[Data provided Boundary: Start]
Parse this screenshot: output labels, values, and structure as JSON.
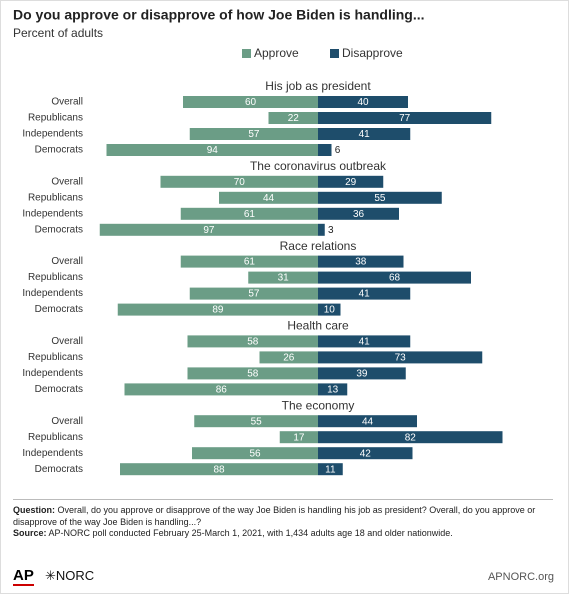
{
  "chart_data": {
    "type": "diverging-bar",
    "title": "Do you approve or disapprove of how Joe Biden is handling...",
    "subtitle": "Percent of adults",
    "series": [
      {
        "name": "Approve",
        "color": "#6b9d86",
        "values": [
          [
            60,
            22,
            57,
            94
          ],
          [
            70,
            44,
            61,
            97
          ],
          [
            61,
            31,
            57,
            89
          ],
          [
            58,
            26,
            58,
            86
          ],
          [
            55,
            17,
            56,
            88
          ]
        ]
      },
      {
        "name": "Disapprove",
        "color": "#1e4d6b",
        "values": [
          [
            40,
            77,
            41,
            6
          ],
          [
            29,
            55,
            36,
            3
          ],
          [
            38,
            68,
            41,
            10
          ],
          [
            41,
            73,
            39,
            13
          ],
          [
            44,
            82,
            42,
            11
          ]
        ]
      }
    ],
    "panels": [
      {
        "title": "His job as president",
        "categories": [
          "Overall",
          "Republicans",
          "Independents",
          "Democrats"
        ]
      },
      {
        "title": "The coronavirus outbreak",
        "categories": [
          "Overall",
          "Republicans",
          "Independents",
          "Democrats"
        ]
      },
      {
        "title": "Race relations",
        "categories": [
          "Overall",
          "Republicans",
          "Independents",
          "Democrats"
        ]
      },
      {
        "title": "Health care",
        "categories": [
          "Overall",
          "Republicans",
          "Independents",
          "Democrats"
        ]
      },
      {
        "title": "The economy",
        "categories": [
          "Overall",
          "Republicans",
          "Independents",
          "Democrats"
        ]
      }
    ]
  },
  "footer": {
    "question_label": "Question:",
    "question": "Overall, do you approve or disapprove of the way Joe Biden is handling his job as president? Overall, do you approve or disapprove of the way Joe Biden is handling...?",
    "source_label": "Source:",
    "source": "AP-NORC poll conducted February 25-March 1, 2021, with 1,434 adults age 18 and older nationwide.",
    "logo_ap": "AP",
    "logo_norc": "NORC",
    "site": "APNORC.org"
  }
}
[Data provided Boundary: End]
## To do
Output the listing above exactly as it stands; no picture should appear.

## Answer for the task
Parse this screenshot: output labels, values, and structure as JSON.
{
  "chart_data": {
    "type": "diverging-bar",
    "title": "Do you approve or disapprove of how Joe Biden is handling...",
    "subtitle": "Percent of adults",
    "series": [
      {
        "name": "Approve",
        "color": "#6b9d86",
        "values": [
          [
            60,
            22,
            57,
            94
          ],
          [
            70,
            44,
            61,
            97
          ],
          [
            61,
            31,
            57,
            89
          ],
          [
            58,
            26,
            58,
            86
          ],
          [
            55,
            17,
            56,
            88
          ]
        ]
      },
      {
        "name": "Disapprove",
        "color": "#1e4d6b",
        "values": [
          [
            40,
            77,
            41,
            6
          ],
          [
            29,
            55,
            36,
            3
          ],
          [
            38,
            68,
            41,
            10
          ],
          [
            41,
            73,
            39,
            13
          ],
          [
            44,
            82,
            42,
            11
          ]
        ]
      }
    ],
    "panels": [
      {
        "title": "His job as president",
        "categories": [
          "Overall",
          "Republicans",
          "Independents",
          "Democrats"
        ]
      },
      {
        "title": "The coronavirus outbreak",
        "categories": [
          "Overall",
          "Republicans",
          "Independents",
          "Democrats"
        ]
      },
      {
        "title": "Race relations",
        "categories": [
          "Overall",
          "Republicans",
          "Independents",
          "Democrats"
        ]
      },
      {
        "title": "Health care",
        "categories": [
          "Overall",
          "Republicans",
          "Independents",
          "Democrats"
        ]
      },
      {
        "title": "The economy",
        "categories": [
          "Overall",
          "Republicans",
          "Independents",
          "Democrats"
        ]
      }
    ]
  },
  "footer": {
    "question_label": "Question:",
    "question": "Overall, do you approve or disapprove of the way Joe Biden is handling his job as president? Overall, do you approve or disapprove of the way Joe Biden is handling...?",
    "source_label": "Source:",
    "source": "AP-NORC poll conducted February 25-March 1, 2021, with 1,434 adults age 18 and older nationwide.",
    "logo_ap": "AP",
    "logo_norc": "NORC",
    "site": "APNORC.org"
  }
}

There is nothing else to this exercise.